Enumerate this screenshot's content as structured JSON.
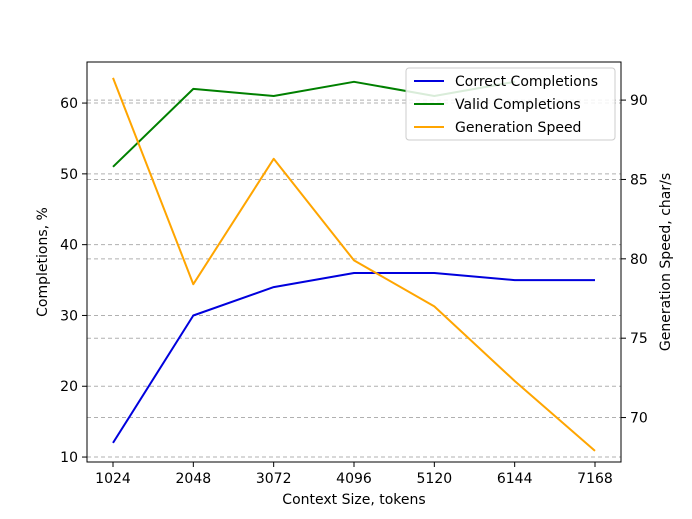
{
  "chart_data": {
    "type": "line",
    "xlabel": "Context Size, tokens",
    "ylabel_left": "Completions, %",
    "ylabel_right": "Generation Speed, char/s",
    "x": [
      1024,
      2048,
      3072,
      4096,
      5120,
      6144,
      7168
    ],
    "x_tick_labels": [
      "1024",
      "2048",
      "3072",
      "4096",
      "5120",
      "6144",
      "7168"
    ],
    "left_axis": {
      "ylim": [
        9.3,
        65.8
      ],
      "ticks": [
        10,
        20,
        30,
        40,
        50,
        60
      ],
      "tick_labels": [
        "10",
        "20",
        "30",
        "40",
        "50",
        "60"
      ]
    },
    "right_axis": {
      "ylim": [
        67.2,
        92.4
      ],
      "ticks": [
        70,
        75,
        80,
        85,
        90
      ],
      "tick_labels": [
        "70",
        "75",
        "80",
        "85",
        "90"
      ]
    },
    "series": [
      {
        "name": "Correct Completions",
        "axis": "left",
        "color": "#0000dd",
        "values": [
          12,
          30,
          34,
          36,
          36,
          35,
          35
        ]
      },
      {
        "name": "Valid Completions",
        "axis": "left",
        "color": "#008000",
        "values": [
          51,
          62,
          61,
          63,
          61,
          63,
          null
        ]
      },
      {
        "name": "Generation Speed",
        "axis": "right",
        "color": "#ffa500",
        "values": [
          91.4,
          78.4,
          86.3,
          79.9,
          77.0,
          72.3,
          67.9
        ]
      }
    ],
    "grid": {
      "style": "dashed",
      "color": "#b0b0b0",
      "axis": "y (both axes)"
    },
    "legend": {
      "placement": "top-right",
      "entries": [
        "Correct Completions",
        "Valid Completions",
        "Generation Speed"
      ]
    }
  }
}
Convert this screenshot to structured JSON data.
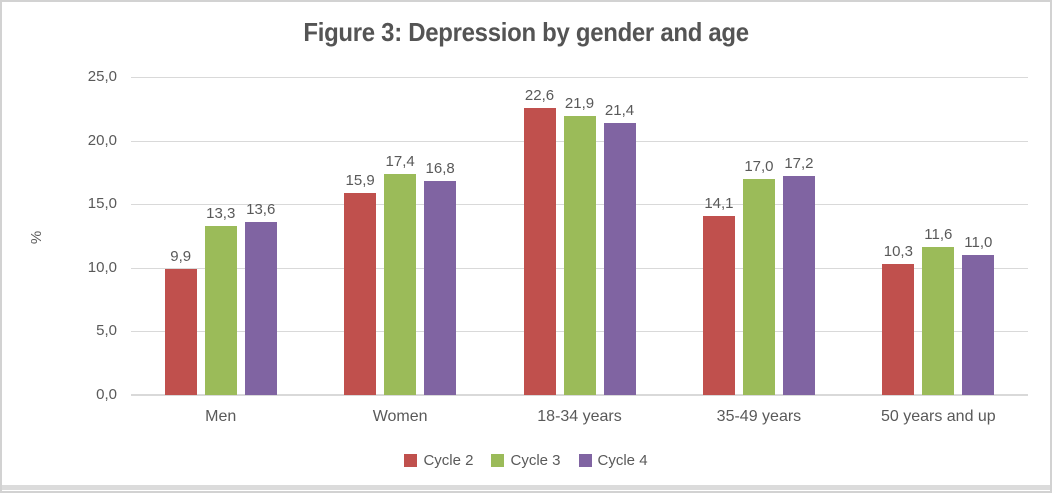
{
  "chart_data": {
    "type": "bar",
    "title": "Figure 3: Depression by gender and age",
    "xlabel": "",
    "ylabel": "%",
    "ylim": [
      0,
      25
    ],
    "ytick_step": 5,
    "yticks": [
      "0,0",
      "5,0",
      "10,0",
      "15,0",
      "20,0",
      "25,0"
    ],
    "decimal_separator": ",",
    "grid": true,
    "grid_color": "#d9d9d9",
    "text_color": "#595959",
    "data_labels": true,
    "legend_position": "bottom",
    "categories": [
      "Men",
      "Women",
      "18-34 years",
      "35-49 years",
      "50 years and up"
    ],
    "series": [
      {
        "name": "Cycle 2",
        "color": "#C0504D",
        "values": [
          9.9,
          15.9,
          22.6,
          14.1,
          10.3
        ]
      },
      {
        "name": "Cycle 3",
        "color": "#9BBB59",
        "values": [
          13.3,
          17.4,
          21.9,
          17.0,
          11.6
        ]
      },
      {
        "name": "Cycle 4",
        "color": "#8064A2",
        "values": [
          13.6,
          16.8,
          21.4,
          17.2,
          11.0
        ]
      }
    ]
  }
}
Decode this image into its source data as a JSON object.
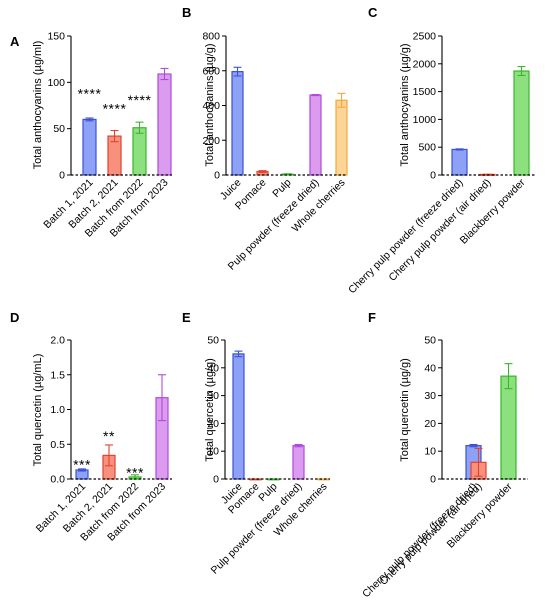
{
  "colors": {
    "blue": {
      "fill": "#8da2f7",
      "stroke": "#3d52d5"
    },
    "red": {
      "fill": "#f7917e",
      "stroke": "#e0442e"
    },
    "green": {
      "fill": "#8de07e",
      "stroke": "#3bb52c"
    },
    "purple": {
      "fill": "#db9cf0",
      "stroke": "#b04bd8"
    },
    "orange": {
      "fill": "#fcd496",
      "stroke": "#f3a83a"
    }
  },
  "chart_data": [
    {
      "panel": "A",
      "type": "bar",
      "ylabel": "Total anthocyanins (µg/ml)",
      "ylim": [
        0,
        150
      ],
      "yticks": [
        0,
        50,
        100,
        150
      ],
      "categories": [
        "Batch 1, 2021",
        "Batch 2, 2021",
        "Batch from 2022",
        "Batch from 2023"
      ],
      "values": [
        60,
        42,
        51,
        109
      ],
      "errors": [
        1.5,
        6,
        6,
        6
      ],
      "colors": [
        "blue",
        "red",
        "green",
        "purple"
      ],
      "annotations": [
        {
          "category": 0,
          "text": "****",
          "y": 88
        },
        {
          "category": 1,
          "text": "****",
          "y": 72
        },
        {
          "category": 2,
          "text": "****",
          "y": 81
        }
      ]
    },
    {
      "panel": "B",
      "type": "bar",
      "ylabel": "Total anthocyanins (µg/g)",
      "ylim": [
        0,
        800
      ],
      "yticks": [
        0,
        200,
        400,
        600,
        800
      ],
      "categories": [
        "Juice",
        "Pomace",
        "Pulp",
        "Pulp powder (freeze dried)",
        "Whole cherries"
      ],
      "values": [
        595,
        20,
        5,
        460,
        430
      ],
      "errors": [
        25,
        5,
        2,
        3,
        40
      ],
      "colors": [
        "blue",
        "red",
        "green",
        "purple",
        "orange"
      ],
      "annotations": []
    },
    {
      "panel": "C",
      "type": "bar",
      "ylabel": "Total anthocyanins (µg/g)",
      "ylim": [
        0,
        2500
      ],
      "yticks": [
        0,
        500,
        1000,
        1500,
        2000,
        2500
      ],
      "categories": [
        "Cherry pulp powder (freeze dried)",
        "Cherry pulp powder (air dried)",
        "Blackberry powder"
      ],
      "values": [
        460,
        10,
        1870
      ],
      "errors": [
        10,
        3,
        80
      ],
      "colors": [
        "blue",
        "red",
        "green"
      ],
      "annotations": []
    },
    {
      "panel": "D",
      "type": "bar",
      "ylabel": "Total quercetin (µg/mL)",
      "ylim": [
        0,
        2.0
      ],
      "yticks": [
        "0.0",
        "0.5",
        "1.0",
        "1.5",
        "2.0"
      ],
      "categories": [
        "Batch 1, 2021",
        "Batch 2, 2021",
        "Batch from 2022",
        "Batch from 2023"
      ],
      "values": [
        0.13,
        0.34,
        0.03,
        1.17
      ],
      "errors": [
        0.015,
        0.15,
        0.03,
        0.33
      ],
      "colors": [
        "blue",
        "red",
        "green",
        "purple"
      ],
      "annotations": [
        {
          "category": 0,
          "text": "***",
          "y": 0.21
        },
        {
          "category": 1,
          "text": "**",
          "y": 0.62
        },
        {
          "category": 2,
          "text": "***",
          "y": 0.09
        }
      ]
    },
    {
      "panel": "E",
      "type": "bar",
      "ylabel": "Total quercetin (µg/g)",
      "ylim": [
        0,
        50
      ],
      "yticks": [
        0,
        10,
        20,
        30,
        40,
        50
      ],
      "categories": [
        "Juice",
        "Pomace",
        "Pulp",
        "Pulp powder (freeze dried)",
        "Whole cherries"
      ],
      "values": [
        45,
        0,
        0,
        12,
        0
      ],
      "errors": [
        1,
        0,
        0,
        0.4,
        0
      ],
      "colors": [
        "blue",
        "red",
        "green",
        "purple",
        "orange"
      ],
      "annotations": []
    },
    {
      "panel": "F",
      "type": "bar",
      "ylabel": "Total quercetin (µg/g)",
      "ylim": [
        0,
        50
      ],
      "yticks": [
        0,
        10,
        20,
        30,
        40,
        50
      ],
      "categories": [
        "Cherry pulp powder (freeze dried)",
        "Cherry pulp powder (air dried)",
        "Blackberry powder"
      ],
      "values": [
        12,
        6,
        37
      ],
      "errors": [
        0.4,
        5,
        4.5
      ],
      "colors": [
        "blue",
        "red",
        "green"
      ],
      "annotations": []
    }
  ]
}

Challenge - Repeat the records above exactly, leaving out the pictures.

Written solution -
Enumerate this screenshot's content as structured JSON.
{
  "chart_data": {
    "type": "line",
    "xlabel": "Context Size, tokens",
    "ylabel_left": "Completions, %",
    "ylabel_right": "Generation Speed, char/s",
    "x": [
      1024,
      2048,
      3072,
      4096,
      5120,
      6144,
      7168
    ],
    "x_tick_labels": [
      "1024",
      "2048",
      "3072",
      "4096",
      "5120",
      "6144",
      "7168"
    ],
    "left_axis": {
      "ylim": [
        9.3,
        65.8
      ],
      "ticks": [
        10,
        20,
        30,
        40,
        50,
        60
      ],
      "tick_labels": [
        "10",
        "20",
        "30",
        "40",
        "50",
        "60"
      ]
    },
    "right_axis": {
      "ylim": [
        67.2,
        92.4
      ],
      "ticks": [
        70,
        75,
        80,
        85,
        90
      ],
      "tick_labels": [
        "70",
        "75",
        "80",
        "85",
        "90"
      ]
    },
    "series": [
      {
        "name": "Correct Completions",
        "axis": "left",
        "color": "#0000dd",
        "values": [
          12,
          30,
          34,
          36,
          36,
          35,
          35
        ]
      },
      {
        "name": "Valid Completions",
        "axis": "left",
        "color": "#008000",
        "values": [
          51,
          62,
          61,
          63,
          61,
          63,
          null
        ]
      },
      {
        "name": "Generation Speed",
        "axis": "right",
        "color": "#ffa500",
        "values": [
          91.4,
          78.4,
          86.3,
          79.9,
          77.0,
          72.3,
          67.9
        ]
      }
    ],
    "grid": {
      "style": "dashed",
      "color": "#b0b0b0",
      "axis": "y (both axes)"
    },
    "legend": {
      "placement": "top-right",
      "entries": [
        "Correct Completions",
        "Valid Completions",
        "Generation Speed"
      ]
    }
  }
}
Convert this screenshot to structured JSON data.
{
  "chart_data": {
    "type": "bar",
    "title": "Figure 3: Depression by gender and age",
    "xlabel": "",
    "ylabel": "%",
    "ylim": [
      0,
      25
    ],
    "ytick_step": 5,
    "yticks": [
      "0,0",
      "5,0",
      "10,0",
      "15,0",
      "20,0",
      "25,0"
    ],
    "decimal_separator": ",",
    "grid": true,
    "grid_color": "#d9d9d9",
    "text_color": "#595959",
    "data_labels": true,
    "legend_position": "bottom",
    "categories": [
      "Men",
      "Women",
      "18-34 years",
      "35-49 years",
      "50 years and up"
    ],
    "series": [
      {
        "name": "Cycle 2",
        "color": "#C0504D",
        "values": [
          9.9,
          15.9,
          22.6,
          14.1,
          10.3
        ]
      },
      {
        "name": "Cycle 3",
        "color": "#9BBB59",
        "values": [
          13.3,
          17.4,
          21.9,
          17.0,
          11.6
        ]
      },
      {
        "name": "Cycle 4",
        "color": "#8064A2",
        "values": [
          13.6,
          16.8,
          21.4,
          17.2,
          11.0
        ]
      }
    ]
  }
}
Decode this image into its source data as a JSON object.
{
  "colors": {
    "blue": {
      "fill": "#8da2f7",
      "stroke": "#3d52d5"
    },
    "red": {
      "fill": "#f7917e",
      "stroke": "#e0442e"
    },
    "green": {
      "fill": "#8de07e",
      "stroke": "#3bb52c"
    },
    "purple": {
      "fill": "#db9cf0",
      "stroke": "#b04bd8"
    },
    "orange": {
      "fill": "#fcd496",
      "stroke": "#f3a83a"
    }
  },
  "chart_data": [
    {
      "panel": "A",
      "type": "bar",
      "ylabel": "Total anthocyanins (µg/ml)",
      "ylim": [
        0,
        150
      ],
      "yticks": [
        0,
        50,
        100,
        150
      ],
      "categories": [
        "Batch 1, 2021",
        "Batch 2, 2021",
        "Batch from 2022",
        "Batch from 2023"
      ],
      "values": [
        60,
        42,
        51,
        109
      ],
      "errors": [
        1.5,
        6,
        6,
        6
      ],
      "colors": [
        "blue",
        "red",
        "green",
        "purple"
      ],
      "annotations": [
        {
          "category": 0,
          "text": "****",
          "y": 88
        },
        {
          "category": 1,
          "text": "****",
          "y": 72
        },
        {
          "category": 2,
          "text": "****",
          "y": 81
        }
      ]
    },
    {
      "panel": "B",
      "type": "bar",
      "ylabel": "Total anthocyanins (µg/g)",
      "ylim": [
        0,
        800
      ],
      "yticks": [
        0,
        200,
        400,
        600,
        800
      ],
      "categories": [
        "Juice",
        "Pomace",
        "Pulp",
        "Pulp powder (freeze dried)",
        "Whole cherries"
      ],
      "values": [
        595,
        20,
        5,
        460,
        430
      ],
      "errors": [
        25,
        5,
        2,
        3,
        40
      ],
      "colors": [
        "blue",
        "red",
        "green",
        "purple",
        "orange"
      ],
      "annotations": []
    },
    {
      "panel": "C",
      "type": "bar",
      "ylabel": "Total anthocyanins (µg/g)",
      "ylim": [
        0,
        2500
      ],
      "yticks": [
        0,
        500,
        1000,
        1500,
        2000,
        2500
      ],
      "categories": [
        "Cherry pulp powder (freeze dried)",
        "Cherry pulp powder (air dried)",
        "Blackberry powder"
      ],
      "values": [
        460,
        10,
        1870
      ],
      "errors": [
        10,
        3,
        80
      ],
      "colors": [
        "blue",
        "red",
        "green"
      ],
      "annotations": []
    },
    {
      "panel": "D",
      "type": "bar",
      "ylabel": "Total quercetin (µg/mL)",
      "ylim": [
        0,
        2.0
      ],
      "yticks": [
        "0.0",
        "0.5",
        "1.0",
        "1.5",
        "2.0"
      ],
      "categories": [
        "Batch 1, 2021",
        "Batch 2, 2021",
        "Batch from 2022",
        "Batch from 2023"
      ],
      "values": [
        0.13,
        0.34,
        0.03,
        1.17
      ],
      "errors": [
        0.015,
        0.15,
        0.03,
        0.33
      ],
      "colors": [
        "blue",
        "red",
        "green",
        "purple"
      ],
      "annotations": [
        {
          "category": 0,
          "text": "***",
          "y": 0.21
        },
        {
          "category": 1,
          "text": "**",
          "y": 0.62
        },
        {
          "category": 2,
          "text": "***",
          "y": 0.09
        }
      ]
    },
    {
      "panel": "E",
      "type": "bar",
      "ylabel": "Total quercetin (µg/g)",
      "ylim": [
        0,
        50
      ],
      "yticks": [
        0,
        10,
        20,
        30,
        40,
        50
      ],
      "categories": [
        "Juice",
        "Pomace",
        "Pulp",
        "Pulp powder (freeze dried)",
        "Whole cherries"
      ],
      "values": [
        45,
        0,
        0,
        12,
        0
      ],
      "errors": [
        1,
        0,
        0,
        0.4,
        0
      ],
      "colors": [
        "blue",
        "red",
        "green",
        "purple",
        "orange"
      ],
      "annotations": []
    },
    {
      "panel": "F",
      "type": "bar",
      "ylabel": "Total quercetin (µg/g)",
      "ylim": [
        0,
        50
      ],
      "yticks": [
        0,
        10,
        20,
        30,
        40,
        50
      ],
      "categories": [
        "Cherry pulp powder (freeze dried)",
        "Cherry pulp powder (air dried)",
        "Blackberry powder"
      ],
      "values": [
        12,
        6,
        37
      ],
      "errors": [
        0.4,
        5,
        4.5
      ],
      "colors": [
        "blue",
        "red",
        "green"
      ],
      "annotations": []
    }
  ]
}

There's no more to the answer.